What the exercise asks: Look for the string "给水用硬聚氯乙烯" in every line, and copy each line that has it.

··· Records for the task ···

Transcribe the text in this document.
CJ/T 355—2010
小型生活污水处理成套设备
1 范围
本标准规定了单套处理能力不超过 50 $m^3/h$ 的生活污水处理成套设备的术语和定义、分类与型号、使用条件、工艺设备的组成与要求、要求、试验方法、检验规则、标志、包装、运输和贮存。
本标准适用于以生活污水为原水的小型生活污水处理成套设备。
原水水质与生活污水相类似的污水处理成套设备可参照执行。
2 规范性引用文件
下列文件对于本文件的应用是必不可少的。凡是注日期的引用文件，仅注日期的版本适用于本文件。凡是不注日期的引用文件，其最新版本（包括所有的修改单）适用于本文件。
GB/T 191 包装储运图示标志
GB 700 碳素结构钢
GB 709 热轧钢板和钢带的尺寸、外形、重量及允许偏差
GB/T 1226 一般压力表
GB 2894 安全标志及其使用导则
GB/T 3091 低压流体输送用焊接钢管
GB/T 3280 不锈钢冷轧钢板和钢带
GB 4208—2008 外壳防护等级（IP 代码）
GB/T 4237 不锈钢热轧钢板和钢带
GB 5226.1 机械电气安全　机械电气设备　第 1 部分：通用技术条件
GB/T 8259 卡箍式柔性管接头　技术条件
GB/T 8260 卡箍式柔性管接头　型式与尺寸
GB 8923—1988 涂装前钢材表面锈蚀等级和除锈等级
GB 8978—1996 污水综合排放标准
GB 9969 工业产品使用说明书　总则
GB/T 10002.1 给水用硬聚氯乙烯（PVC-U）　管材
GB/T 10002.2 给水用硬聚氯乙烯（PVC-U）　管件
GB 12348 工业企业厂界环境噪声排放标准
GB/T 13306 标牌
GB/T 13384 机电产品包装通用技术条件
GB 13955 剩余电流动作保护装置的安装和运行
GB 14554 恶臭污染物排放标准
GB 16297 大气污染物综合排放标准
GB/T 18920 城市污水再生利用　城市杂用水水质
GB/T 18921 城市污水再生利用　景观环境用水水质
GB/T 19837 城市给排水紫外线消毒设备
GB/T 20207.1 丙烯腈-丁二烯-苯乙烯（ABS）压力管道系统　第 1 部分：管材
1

···

Response to this task:
GB/T 10002.1 给水用硬聚氯乙烯（PVC-U）　管材
GB/T 10002.2 给水用硬聚氯乙烯（PVC-U）　管件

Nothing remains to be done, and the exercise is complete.